Description of the task:
Output each entry exactly; skip nothing.

Records:
⟨

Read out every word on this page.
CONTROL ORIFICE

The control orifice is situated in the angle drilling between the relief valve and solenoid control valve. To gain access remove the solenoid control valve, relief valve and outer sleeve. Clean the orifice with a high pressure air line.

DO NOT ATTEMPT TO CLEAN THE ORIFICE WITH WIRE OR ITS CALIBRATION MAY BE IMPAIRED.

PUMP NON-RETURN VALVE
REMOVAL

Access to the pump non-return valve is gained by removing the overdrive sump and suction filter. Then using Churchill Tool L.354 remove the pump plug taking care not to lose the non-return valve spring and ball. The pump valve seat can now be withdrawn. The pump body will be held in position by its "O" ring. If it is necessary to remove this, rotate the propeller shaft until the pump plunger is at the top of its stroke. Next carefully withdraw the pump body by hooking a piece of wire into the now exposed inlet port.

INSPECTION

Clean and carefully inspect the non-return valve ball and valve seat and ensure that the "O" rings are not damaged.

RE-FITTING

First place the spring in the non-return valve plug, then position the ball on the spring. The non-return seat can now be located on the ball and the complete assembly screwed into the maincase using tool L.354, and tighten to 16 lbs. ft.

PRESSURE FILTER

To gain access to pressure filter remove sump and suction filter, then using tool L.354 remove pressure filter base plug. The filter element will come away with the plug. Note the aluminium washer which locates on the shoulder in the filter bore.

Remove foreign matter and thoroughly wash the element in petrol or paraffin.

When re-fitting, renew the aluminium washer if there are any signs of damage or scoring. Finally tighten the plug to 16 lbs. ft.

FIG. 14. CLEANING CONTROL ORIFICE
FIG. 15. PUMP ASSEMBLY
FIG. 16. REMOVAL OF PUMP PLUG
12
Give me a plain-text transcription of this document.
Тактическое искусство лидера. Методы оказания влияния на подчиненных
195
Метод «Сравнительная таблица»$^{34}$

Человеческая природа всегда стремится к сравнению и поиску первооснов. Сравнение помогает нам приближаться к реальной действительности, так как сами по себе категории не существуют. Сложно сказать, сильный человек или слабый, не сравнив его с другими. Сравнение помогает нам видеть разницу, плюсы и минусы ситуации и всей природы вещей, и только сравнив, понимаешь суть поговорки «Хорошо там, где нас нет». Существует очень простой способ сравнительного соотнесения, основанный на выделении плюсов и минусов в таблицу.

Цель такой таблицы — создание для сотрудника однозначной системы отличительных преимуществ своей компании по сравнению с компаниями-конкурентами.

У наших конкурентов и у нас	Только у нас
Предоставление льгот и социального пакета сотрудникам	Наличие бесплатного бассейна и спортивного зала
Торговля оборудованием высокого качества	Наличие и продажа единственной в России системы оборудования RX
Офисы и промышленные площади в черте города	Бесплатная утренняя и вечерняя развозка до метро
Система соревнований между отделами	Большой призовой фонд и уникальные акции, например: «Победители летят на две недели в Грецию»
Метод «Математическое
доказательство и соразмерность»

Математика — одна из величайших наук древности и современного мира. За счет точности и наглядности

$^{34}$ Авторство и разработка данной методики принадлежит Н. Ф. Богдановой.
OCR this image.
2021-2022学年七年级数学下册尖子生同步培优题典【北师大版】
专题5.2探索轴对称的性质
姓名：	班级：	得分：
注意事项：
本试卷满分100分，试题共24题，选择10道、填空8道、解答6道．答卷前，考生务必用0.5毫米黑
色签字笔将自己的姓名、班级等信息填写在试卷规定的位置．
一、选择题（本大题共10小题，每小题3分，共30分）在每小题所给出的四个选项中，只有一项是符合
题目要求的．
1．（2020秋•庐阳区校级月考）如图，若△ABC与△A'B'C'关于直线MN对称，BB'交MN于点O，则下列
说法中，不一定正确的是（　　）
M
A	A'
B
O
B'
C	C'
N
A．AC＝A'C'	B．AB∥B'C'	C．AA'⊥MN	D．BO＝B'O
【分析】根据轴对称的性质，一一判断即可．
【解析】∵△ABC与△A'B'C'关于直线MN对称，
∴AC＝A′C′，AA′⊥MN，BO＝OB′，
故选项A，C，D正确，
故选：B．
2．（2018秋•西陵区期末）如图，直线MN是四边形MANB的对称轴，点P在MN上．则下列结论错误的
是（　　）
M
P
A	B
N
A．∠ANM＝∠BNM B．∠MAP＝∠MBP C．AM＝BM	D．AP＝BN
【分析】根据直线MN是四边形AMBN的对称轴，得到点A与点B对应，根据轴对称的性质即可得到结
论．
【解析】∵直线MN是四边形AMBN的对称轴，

⟩

Reply to the exercise:
Read out every word on this page.
CONTROL ORIFICE

The control orifice is situated in the angle drilling between the relief valve and solenoid control valve. To gain access remove the solenoid control valve, relief valve and outer sleeve. Clean the orifice with a high pressure air line.

DO NOT ATTEMPT TO CLEAN THE ORIFICE WITH WIRE OR ITS CALIBRATION MAY BE IMPAIRED.

PUMP NON-RETURN VALVE
REMOVAL

Access to the pump non-return valve is gained by removing the overdrive sump and suction filter. Then using Churchill Tool L.354 remove the pump plug taking care not to lose the non-return valve spring and ball. The pump valve seat can now be withdrawn. The pump body will be held in position by its "O" ring. If it is necessary to remove this, rotate the propeller shaft until the pump plunger is at the top of its stroke. Next carefully withdraw the pump body by hooking a piece of wire into the now exposed inlet port.

INSPECTION

Clean and carefully inspect the non-return valve ball and valve seat and ensure that the "O" rings are not damaged.

RE-FITTING

First place the spring in the non-return valve plug, then position the ball on the spring. The non-return seat can now be located on the ball and the complete assembly screwed into the maincase using tool L.354, and tighten to 16 lbs. ft.

PRESSURE FILTER

To gain access to pressure filter remove sump and suction filter, then using tool L.354 remove pressure filter base plug. The filter element will come away with the plug. Note the aluminium washer which locates on the shoulder in the filter bore.

Remove foreign matter and thoroughly wash the element in petrol or paraffin.

When re-fitting, renew the aluminium washer if there are any signs of damage or scoring. Finally tighten the plug to 16 lbs. ft.

FIG. 14. CLEANING CONTROL ORIFICE
FIG. 15. PUMP ASSEMBLY
FIG. 16. REMOVAL OF PUMP PLUG
12
Give me a plain-text transcription of this document.
Тактическое искусство лидера. Методы оказания влияния на подчиненных
195
Метод «Сравнительная таблица»$^{34}$

Человеческая природа всегда стремится к сравнению и поиску первооснов. Сравнение помогает нам приближаться к реальной действительности, так как сами по себе категории не существуют. Сложно сказать, сильный человек или слабый, не сравнив его с другими. Сравнение помогает нам видеть разницу, плюсы и минусы ситуации и всей природы вещей, и только сравнив, понимаешь суть поговорки «Хорошо там, где нас нет». Существует очень простой способ сравнительного соотнесения, основанный на выделении плюсов и минусов в таблицу.

Цель такой таблицы — создание для сотрудника однозначной системы отличительных преимуществ своей компании по сравнению с компаниями-конкурентами.

У наших конкурентов и у нас	Только у нас
Предоставление льгот и социального пакета сотрудникам	Наличие бесплатного бассейна и спортивного зала
Торговля оборудованием высокого качества	Наличие и продажа единственной в России системы оборудования RX
Офисы и промышленные площади в черте города	Бесплатная утренняя и вечерняя развозка до метро
Система соревнований между отделами	Большой призовой фонд и уникальные акции, например: «Победители летят на две недели в Грецию»
Метод «Математическое
доказательство и соразмерность»

Математика — одна из величайших наук древности и современного мира. За счет точности и наглядности

$^{34}$ Авторство и разработка данной методики принадлежит Н. Ф. Богдановой.
OCR this image.
2021-2022学年七年级数学下册尖子生同步培优题典【北师大版】
专题5.2探索轴对称的性质
姓名：	班级：	得分：
注意事项：
本试卷满分100分，试题共24题，选择10道、填空8道、解答6道．答卷前，考生务必用0.5毫米黑
色签字笔将自己的姓名、班级等信息填写在试卷规定的位置．
一、选择题（本大题共10小题，每小题3分，共30分）在每小题所给出的四个选项中，只有一项是符合
题目要求的．
1．（2020秋•庐阳区校级月考）如图，若△ABC与△A'B'C'关于直线MN对称，BB'交MN于点O，则下列
说法中，不一定正确的是（　　）
M
A	A'
B
O
B'
C	C'
N
A．AC＝A'C'	B．AB∥B'C'	C．AA'⊥MN	D．BO＝B'O
【分析】根据轴对称的性质，一一判断即可．
【解析】∵△ABC与△A'B'C'关于直线MN对称，
∴AC＝A′C′，AA′⊥MN，BO＝OB′，
故选项A，C，D正确，
故选：B．
2．（2018秋•西陵区期末）如图，直线MN是四边形MANB的对称轴，点P在MN上．则下列结论错误的
是（　　）
M
P
A	B
N
A．∠ANM＝∠BNM B．∠MAP＝∠MBP C．AM＝BM	D．AP＝BN
【分析】根据直线MN是四边形AMBN的对称轴，得到点A与点B对应，根据轴对称的性质即可得到结
论．
【解析】∵直线MN是四边形AMBN的对称轴，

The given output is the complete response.